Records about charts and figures
▶
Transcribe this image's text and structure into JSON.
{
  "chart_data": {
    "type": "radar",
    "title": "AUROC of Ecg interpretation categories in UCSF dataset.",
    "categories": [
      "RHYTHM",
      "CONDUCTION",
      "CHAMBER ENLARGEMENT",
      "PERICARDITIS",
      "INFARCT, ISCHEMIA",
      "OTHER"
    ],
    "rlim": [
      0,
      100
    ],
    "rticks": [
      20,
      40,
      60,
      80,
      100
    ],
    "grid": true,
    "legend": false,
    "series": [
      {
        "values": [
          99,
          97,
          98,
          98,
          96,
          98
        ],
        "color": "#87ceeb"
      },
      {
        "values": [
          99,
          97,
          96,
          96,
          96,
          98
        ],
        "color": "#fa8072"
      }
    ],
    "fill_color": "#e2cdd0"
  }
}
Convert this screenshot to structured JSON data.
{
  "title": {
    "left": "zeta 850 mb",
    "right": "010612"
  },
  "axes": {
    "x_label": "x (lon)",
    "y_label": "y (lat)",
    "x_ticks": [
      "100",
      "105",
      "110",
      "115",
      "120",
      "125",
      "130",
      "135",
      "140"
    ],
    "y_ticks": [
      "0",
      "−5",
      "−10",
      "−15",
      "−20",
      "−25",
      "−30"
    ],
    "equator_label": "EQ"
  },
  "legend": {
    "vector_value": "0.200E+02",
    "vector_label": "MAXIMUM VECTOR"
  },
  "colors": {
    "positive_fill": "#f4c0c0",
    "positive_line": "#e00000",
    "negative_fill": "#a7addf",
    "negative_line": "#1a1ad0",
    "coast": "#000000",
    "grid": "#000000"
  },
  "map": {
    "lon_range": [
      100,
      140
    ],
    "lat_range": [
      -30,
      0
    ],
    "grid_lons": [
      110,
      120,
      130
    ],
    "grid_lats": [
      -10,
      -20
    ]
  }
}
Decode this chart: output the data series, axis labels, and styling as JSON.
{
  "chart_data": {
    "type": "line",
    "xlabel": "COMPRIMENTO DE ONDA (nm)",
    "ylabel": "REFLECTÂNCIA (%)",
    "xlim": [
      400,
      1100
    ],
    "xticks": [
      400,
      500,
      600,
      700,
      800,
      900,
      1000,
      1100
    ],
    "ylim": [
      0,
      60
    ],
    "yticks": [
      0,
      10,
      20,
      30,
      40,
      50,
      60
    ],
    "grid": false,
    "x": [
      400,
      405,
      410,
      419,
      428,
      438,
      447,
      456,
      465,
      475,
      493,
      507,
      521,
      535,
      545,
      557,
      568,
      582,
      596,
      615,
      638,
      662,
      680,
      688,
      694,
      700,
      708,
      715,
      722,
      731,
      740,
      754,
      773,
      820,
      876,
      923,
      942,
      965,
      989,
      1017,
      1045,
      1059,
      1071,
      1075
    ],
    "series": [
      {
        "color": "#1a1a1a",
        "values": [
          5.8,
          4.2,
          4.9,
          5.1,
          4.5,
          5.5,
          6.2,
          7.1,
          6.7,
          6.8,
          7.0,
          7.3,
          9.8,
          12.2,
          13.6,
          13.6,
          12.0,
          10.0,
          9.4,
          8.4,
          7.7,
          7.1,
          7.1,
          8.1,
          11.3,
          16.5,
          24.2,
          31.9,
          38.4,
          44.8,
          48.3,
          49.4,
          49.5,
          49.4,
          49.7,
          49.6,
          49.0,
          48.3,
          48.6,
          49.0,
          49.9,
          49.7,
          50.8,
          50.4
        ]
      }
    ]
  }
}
◀
> _Problem requirements_:
The listing above should be transcribed in full, exactly as written.

> _Exercise result_:
Transcribe this image's text and structure into JSON.
{
  "chart_data": {
    "type": "radar",
    "title": "AUROC of Ecg interpretation categories in UCSF dataset.",
    "categories": [
      "RHYTHM",
      "CONDUCTION",
      "CHAMBER ENLARGEMENT",
      "PERICARDITIS",
      "INFARCT, ISCHEMIA",
      "OTHER"
    ],
    "rlim": [
      0,
      100
    ],
    "rticks": [
      20,
      40,
      60,
      80,
      100
    ],
    "grid": true,
    "legend": false,
    "series": [
      {
        "values": [
          99,
          97,
          98,
          98,
          96,
          98
        ],
        "color": "#87ceeb"
      },
      {
        "values": [
          99,
          97,
          96,
          96,
          96,
          98
        ],
        "color": "#fa8072"
      }
    ],
    "fill_color": "#e2cdd0"
  }
}
Convert this screenshot to structured JSON data.
{
  "title": {
    "left": "zeta 850 mb",
    "right": "010612"
  },
  "axes": {
    "x_label": "x (lon)",
    "y_label": "y (lat)",
    "x_ticks": [
      "100",
      "105",
      "110",
      "115",
      "120",
      "125",
      "130",
      "135",
      "140"
    ],
    "y_ticks": [
      "0",
      "−5",
      "−10",
      "−15",
      "−20",
      "−25",
      "−30"
    ],
    "equator_label": "EQ"
  },
  "legend": {
    "vector_value": "0.200E+02",
    "vector_label": "MAXIMUM VECTOR"
  },
  "colors": {
    "positive_fill": "#f4c0c0",
    "positive_line": "#e00000",
    "negative_fill": "#a7addf",
    "negative_line": "#1a1ad0",
    "coast": "#000000",
    "grid": "#000000"
  },
  "map": {
    "lon_range": [
      100,
      140
    ],
    "lat_range": [
      -30,
      0
    ],
    "grid_lons": [
      110,
      120,
      130
    ],
    "grid_lats": [
      -10,
      -20
    ]
  }
}
Decode this chart: output the data series, axis labels, and styling as JSON.
{
  "chart_data": {
    "type": "line",
    "xlabel": "COMPRIMENTO DE ONDA (nm)",
    "ylabel": "REFLECTÂNCIA (%)",
    "xlim": [
      400,
      1100
    ],
    "xticks": [
      400,
      500,
      600,
      700,
      800,
      900,
      1000,
      1100
    ],
    "ylim": [
      0,
      60
    ],
    "yticks": [
      0,
      10,
      20,
      30,
      40,
      50,
      60
    ],
    "grid": false,
    "x": [
      400,
      405,
      410,
      419,
      428,
      438,
      447,
      456,
      465,
      475,
      493,
      507,
      521,
      535,
      545,
      557,
      568,
      582,
      596,
      615,
      638,
      662,
      680,
      688,
      694,
      700,
      708,
      715,
      722,
      731,
      740,
      754,
      773,
      820,
      876,
      923,
      942,
      965,
      989,
      1017,
      1045,
      1059,
      1071,
      1075
    ],
    "series": [
      {
        "color": "#1a1a1a",
        "values": [
          5.8,
          4.2,
          4.9,
          5.1,
          4.5,
          5.5,
          6.2,
          7.1,
          6.7,
          6.8,
          7.0,
          7.3,
          9.8,
          12.2,
          13.6,
          13.6,
          12.0,
          10.0,
          9.4,
          8.4,
          7.7,
          7.1,
          7.1,
          8.1,
          11.3,
          16.5,
          24.2,
          31.9,
          38.4,
          44.8,
          48.3,
          49.4,
          49.5,
          49.4,
          49.7,
          49.6,
          49.0,
          48.3,
          48.6,
          49.0,
          49.9,
          49.7,
          50.8,
          50.4
        ]
      }
    ]
  }
}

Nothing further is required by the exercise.